__What you should do__
Starting with the line that contains "OCR this image.", copy every line through the end of the data below, exactly and with nothing added.

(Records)
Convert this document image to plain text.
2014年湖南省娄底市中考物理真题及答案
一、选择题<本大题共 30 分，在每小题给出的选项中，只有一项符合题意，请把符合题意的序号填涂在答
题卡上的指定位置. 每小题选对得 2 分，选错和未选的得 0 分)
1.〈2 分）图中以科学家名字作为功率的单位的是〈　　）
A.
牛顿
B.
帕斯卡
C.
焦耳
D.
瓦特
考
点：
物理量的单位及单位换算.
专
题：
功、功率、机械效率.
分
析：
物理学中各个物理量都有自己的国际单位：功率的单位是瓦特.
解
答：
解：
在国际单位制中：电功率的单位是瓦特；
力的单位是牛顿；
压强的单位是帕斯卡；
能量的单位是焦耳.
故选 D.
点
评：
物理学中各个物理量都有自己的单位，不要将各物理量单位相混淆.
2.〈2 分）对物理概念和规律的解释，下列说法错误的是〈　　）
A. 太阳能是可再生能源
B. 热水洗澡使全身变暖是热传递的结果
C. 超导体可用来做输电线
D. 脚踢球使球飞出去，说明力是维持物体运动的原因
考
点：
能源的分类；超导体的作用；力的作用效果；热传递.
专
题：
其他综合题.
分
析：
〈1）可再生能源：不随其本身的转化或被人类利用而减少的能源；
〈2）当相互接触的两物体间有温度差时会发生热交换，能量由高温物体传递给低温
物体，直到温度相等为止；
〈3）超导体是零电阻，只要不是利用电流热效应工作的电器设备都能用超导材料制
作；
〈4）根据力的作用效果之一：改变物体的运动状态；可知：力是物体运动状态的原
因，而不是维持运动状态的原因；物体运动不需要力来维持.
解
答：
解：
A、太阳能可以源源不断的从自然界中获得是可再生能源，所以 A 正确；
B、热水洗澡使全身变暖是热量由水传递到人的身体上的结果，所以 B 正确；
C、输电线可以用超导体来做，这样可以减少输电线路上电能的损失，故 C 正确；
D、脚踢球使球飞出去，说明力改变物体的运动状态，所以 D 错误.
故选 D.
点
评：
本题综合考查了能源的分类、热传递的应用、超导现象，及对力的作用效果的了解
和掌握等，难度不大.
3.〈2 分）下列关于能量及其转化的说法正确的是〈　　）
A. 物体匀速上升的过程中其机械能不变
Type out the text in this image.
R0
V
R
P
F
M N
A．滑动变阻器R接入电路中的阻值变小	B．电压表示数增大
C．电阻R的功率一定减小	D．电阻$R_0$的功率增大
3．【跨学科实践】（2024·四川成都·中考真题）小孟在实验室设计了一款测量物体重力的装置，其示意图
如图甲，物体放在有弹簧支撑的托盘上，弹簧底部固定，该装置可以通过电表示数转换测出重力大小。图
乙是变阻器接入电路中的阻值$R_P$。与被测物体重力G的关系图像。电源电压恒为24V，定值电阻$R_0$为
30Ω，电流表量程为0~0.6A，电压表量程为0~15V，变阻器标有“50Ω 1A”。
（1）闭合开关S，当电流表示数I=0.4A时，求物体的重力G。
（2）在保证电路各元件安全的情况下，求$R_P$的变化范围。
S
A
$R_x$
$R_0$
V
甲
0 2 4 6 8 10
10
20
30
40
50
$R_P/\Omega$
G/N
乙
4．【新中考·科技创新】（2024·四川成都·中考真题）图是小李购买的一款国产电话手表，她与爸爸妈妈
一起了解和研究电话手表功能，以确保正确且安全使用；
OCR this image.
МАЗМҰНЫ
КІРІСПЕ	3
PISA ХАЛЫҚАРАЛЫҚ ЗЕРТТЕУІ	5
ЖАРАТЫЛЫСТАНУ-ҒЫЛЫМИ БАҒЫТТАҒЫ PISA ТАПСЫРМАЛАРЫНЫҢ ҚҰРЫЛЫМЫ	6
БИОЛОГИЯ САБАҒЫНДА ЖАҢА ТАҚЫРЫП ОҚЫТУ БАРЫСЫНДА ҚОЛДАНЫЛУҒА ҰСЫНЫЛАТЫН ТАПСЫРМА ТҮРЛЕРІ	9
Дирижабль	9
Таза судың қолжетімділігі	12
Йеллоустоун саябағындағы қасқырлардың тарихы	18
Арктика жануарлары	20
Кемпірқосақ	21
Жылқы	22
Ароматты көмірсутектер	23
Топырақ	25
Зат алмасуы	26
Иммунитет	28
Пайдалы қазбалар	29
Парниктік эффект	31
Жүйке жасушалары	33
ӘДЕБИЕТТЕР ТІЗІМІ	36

__Task response__
OCR this image.
МАЗМҰНЫ
КІРІСПЕ	3
PISA ХАЛЫҚАРАЛЫҚ ЗЕРТТЕУІ	5
ЖАРАТЫЛЫСТАНУ-ҒЫЛЫМИ БАҒЫТТАҒЫ PISA ТАПСЫРМАЛАРЫНЫҢ ҚҰРЫЛЫМЫ	6
БИОЛОГИЯ САБАҒЫНДА ЖАҢА ТАҚЫРЫП ОҚЫТУ БАРЫСЫНДА ҚОЛДАНЫЛУҒА ҰСЫНЫЛАТЫН ТАПСЫРМА ТҮРЛЕРІ	9
Дирижабль	9
Таза судың қолжетімділігі	12
Йеллоустоун саябағындағы қасқырлардың тарихы	18
Арктика жануарлары	20
Кемпірқосақ	21
Жылқы	22
Ароматты көмірсутектер	23
Топырақ	25
Зат алмасуы	26
Иммунитет	28
Пайдалы қазбалар	29
Парниктік эффект	31
Жүйке жасушалары	33
ӘДЕБИЕТТЕР ТІЗІМІ	36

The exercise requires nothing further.